- TASK TO COMPLETE -
Reproduce the records below exactly as they appear, omitting any pictures they contain.

- PROVIDED ENTRIES -

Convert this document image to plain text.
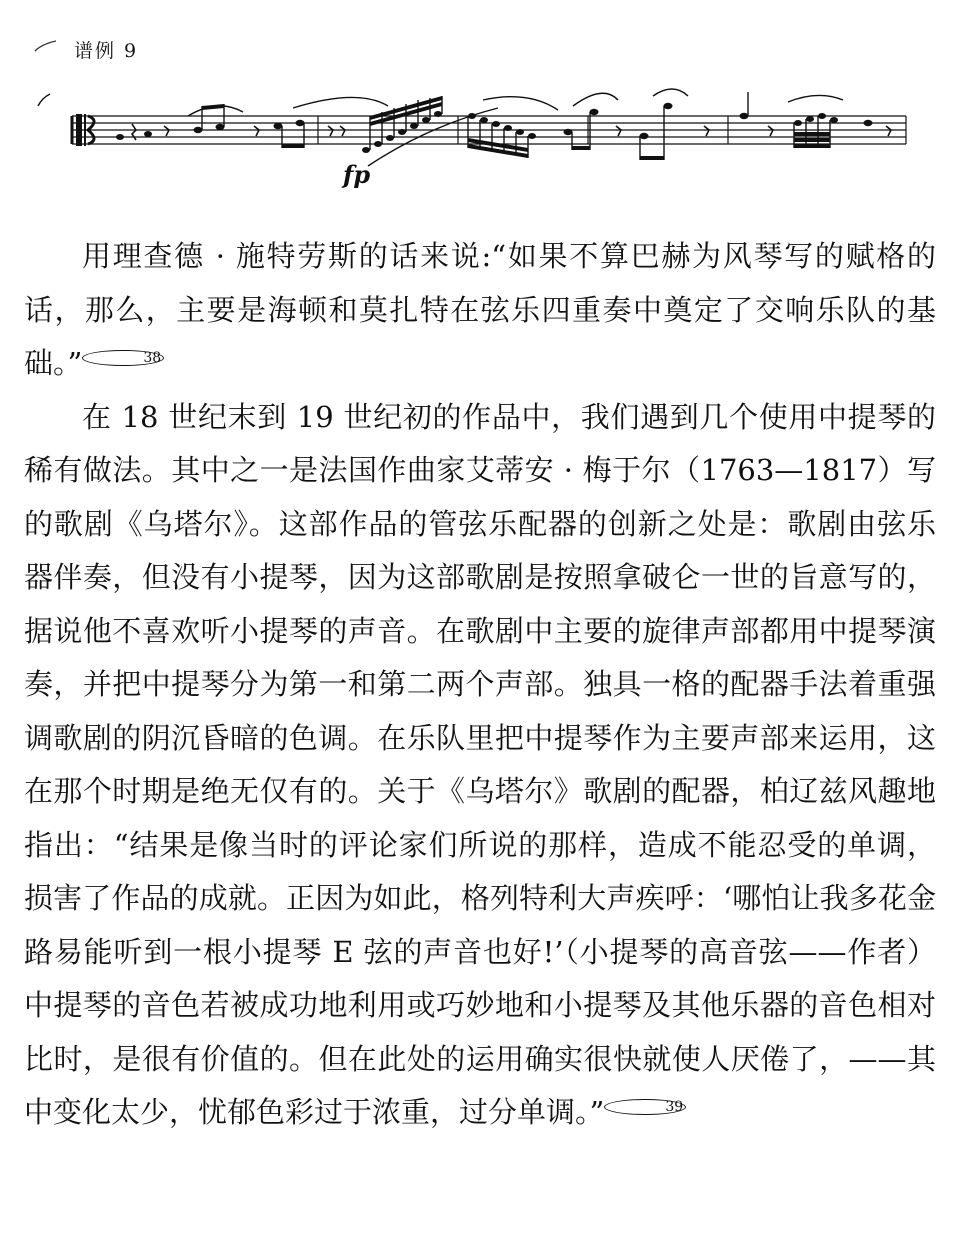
谱例 9
fp

用理查德 · 施特劳斯的话来说:“如果不算巴赫为风琴写的赋格的话，那么，主要是海顿和莫扎特在弦乐四重奏中奠定了交响乐队的基础。”	38

在 18 世纪末到 19 世纪初的作品中，我们遇到几个使用中提琴的稀有做法。其中之一是法国作曲家艾蒂安 · 梅于尔（1763—1817）写的歌剧《乌塔尔》。这部作品的管弦乐配器的创新之处是：歌剧由弦乐器伴奏，但没有小提琴，因为这部歌剧是按照拿破仑一世的旨意写的，据说他不喜欢听小提琴的声音。在歌剧中主要的旋律声部都用中提琴演奏，并把中提琴分为第一和第二两个声部。独具一格的配器手法着重强调歌剧的阴沉昏暗的色调。在乐队里把中提琴作为主要声部来运用，这在那个时期是绝无仅有的。关于《乌塔尔》歌剧的配器，柏辽兹风趣地指出：“结果是像当时的评论家们所说的那样，造成不能忍受的单调，损害了作品的成就。正因为如此，格列特利大声疾呼：‘哪怕让我多花金路易能听到一根小提琴 E 弦的声音也好!’（小提琴的高音弦——作者）中提琴的音色若被成功地利用或巧妙地和小提琴及其他乐器的音色相对比时，是很有价值的。但在此处的运用确实很快就使人厌倦了，——其中变化太少，忧郁色彩过于浓重，过分单调。”	39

- SOLUTION -
Convert this document image to plain text.
谱例 9
fp

用理查德 · 施特劳斯的话来说:“如果不算巴赫为风琴写的赋格的话，那么，主要是海顿和莫扎特在弦乐四重奏中奠定了交响乐队的基础。”	38

在 18 世纪末到 19 世纪初的作品中，我们遇到几个使用中提琴的稀有做法。其中之一是法国作曲家艾蒂安 · 梅于尔（1763—1817）写的歌剧《乌塔尔》。这部作品的管弦乐配器的创新之处是：歌剧由弦乐器伴奏，但没有小提琴，因为这部歌剧是按照拿破仑一世的旨意写的，据说他不喜欢听小提琴的声音。在歌剧中主要的旋律声部都用中提琴演奏，并把中提琴分为第一和第二两个声部。独具一格的配器手法着重强调歌剧的阴沉昏暗的色调。在乐队里把中提琴作为主要声部来运用，这在那个时期是绝无仅有的。关于《乌塔尔》歌剧的配器，柏辽兹风趣地指出：“结果是像当时的评论家们所说的那样，造成不能忍受的单调，损害了作品的成就。正因为如此，格列特利大声疾呼：‘哪怕让我多花金路易能听到一根小提琴 E 弦的声音也好!’（小提琴的高音弦——作者）中提琴的音色若被成功地利用或巧妙地和小提琴及其他乐器的音色相对比时，是很有价值的。但在此处的运用确实很快就使人厌倦了，——其中变化太少，忧郁色彩过于浓重，过分单调。”	39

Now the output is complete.